PROBLEM STATEMENT :: Go through each line of the records below and count those with the word "Udział". Give only the count.

-- begin SUPPLIED ENTRIES --

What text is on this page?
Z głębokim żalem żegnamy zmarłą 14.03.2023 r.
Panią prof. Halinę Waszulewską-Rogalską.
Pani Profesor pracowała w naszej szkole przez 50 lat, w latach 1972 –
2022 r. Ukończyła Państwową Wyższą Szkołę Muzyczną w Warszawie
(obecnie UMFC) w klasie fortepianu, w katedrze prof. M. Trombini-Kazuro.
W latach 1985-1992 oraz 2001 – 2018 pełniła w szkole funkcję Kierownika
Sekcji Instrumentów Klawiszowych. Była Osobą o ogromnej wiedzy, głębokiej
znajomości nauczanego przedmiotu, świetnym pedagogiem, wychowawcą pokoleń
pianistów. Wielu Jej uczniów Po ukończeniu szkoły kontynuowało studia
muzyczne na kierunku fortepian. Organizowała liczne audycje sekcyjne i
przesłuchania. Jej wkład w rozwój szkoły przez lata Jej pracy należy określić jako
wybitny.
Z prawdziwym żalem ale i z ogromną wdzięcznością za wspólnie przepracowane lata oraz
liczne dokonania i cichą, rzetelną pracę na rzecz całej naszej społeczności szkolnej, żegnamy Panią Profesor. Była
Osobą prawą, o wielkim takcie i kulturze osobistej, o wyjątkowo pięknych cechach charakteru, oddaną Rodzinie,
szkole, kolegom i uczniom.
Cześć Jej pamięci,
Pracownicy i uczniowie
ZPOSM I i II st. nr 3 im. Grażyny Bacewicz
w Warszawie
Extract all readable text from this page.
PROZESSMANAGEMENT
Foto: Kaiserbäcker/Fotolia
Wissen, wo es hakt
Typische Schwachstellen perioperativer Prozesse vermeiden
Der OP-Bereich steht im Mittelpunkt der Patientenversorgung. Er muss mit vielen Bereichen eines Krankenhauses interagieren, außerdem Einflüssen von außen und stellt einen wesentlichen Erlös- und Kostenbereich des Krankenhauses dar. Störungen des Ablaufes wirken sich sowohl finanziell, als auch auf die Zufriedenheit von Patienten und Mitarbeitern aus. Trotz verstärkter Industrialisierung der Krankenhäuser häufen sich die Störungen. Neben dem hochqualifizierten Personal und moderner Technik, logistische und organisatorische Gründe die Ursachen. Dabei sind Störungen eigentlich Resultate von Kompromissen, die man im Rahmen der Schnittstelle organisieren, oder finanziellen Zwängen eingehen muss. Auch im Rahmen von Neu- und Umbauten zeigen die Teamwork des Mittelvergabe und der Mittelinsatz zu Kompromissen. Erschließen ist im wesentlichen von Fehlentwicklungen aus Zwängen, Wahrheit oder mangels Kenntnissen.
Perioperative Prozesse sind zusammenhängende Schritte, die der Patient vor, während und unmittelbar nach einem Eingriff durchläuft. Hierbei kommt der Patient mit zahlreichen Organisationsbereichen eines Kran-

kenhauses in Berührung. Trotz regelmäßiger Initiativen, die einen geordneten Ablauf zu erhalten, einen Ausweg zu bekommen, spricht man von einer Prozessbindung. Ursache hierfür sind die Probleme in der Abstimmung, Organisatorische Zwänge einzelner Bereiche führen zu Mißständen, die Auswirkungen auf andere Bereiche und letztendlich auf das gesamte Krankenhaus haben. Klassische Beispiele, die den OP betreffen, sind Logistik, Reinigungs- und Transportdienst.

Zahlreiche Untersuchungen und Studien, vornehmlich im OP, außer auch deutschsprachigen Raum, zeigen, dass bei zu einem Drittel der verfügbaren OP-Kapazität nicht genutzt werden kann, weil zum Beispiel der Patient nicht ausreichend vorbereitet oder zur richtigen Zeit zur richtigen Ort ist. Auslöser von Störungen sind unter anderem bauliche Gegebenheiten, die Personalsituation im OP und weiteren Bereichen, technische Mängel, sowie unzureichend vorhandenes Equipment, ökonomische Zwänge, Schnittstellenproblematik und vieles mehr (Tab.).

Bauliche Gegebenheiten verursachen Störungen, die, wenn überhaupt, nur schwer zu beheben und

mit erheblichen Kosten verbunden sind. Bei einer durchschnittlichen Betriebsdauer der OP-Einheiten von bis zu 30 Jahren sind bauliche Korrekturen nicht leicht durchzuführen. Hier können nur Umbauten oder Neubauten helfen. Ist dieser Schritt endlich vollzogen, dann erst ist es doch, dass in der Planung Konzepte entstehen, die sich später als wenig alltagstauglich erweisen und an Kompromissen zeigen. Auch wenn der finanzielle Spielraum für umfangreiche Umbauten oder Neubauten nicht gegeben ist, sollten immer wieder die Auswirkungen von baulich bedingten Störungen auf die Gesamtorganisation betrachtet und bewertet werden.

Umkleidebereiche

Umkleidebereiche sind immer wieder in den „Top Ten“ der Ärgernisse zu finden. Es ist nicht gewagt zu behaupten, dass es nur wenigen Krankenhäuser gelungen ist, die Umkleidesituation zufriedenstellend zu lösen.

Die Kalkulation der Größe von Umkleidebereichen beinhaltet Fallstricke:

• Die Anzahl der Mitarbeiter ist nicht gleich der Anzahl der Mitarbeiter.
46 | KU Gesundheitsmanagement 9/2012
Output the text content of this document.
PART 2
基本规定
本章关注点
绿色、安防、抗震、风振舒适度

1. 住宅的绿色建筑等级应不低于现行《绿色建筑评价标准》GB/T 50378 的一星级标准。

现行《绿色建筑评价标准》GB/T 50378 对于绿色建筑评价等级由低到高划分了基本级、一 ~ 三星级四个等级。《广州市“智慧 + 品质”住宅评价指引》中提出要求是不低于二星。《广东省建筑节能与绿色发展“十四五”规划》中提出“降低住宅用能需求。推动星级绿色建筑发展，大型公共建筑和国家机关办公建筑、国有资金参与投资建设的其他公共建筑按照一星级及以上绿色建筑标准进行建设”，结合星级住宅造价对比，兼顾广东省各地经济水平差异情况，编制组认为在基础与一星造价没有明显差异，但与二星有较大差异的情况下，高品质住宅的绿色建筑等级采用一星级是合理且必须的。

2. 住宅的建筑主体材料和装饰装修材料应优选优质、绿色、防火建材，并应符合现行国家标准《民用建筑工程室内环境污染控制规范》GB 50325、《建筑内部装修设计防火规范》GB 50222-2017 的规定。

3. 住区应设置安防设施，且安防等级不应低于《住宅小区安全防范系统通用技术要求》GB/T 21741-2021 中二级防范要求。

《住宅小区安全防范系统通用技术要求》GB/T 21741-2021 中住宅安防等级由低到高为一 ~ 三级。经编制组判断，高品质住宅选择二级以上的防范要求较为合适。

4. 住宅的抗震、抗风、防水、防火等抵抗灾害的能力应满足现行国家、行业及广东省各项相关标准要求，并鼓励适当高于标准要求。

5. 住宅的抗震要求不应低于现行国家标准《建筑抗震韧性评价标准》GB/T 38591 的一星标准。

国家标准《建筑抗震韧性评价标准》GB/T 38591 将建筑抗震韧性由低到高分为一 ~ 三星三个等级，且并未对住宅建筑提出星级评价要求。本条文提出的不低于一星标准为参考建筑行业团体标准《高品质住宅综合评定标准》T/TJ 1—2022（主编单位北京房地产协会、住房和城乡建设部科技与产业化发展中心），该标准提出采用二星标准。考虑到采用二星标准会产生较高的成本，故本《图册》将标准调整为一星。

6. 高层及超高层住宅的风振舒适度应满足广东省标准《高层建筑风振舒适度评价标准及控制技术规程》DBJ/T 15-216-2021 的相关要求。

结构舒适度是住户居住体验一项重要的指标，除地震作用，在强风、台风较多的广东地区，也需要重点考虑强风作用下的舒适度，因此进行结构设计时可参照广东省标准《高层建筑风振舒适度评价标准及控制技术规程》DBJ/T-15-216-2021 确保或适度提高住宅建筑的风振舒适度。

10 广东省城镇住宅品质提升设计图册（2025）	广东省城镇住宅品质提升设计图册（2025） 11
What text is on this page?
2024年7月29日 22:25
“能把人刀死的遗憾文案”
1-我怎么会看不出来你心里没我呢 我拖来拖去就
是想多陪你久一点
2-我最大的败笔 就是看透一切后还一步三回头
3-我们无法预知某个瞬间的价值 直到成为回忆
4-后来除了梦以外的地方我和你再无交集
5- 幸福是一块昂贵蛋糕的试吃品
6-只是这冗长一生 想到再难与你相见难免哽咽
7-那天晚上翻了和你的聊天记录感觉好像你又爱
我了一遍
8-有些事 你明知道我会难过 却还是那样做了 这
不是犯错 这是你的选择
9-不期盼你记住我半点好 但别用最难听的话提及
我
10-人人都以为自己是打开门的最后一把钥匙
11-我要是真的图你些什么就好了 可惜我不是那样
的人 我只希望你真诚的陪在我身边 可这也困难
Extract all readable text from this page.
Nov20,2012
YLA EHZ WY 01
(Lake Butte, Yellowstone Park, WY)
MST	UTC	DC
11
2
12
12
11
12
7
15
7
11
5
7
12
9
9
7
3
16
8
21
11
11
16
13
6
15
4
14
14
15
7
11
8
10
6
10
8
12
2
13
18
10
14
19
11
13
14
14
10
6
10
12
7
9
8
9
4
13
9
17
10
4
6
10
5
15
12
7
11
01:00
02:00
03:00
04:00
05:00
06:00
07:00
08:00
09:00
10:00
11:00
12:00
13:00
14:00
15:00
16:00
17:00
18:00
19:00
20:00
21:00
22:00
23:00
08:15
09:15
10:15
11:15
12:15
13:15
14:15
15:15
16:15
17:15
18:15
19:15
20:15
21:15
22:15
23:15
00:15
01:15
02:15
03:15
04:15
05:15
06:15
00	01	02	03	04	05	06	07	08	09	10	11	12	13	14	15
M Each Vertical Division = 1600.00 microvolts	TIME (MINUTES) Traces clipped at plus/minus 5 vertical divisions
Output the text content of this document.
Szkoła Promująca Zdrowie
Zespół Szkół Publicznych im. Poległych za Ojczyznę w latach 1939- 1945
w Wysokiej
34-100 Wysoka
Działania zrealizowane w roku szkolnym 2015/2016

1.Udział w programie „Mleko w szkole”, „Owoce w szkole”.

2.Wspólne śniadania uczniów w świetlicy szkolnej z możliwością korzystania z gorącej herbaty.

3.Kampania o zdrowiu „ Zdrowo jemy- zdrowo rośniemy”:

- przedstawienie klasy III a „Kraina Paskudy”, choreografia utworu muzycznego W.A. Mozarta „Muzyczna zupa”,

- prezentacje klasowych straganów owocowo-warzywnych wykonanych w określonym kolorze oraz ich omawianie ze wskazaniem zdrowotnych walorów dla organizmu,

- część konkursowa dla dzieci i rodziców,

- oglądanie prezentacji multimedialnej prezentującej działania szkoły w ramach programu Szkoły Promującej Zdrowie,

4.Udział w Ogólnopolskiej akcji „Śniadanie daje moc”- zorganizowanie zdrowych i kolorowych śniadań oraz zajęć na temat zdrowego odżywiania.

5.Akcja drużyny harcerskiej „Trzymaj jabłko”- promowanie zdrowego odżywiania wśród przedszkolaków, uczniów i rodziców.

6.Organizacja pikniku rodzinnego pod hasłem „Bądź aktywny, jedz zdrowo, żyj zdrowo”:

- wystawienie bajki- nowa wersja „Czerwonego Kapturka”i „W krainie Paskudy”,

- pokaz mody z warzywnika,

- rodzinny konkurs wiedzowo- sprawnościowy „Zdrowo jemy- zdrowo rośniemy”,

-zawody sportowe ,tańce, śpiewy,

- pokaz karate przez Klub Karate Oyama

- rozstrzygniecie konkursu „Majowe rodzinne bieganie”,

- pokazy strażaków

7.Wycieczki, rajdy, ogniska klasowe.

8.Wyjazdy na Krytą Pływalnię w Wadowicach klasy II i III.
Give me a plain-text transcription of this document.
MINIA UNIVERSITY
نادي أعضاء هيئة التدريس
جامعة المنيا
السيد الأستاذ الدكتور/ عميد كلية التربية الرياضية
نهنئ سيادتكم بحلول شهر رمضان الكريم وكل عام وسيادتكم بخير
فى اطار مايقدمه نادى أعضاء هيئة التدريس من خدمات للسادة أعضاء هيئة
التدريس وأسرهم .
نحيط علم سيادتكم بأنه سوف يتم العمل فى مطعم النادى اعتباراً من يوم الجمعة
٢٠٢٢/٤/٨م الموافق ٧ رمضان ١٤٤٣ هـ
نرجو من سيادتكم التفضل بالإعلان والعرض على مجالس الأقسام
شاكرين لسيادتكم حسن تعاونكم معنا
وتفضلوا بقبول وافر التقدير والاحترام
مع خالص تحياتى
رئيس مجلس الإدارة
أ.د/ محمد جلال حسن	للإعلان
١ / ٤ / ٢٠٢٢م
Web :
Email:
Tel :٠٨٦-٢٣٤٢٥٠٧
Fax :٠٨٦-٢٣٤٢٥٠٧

-- end SUPPLIED ENTRIES --

REPLY :: 2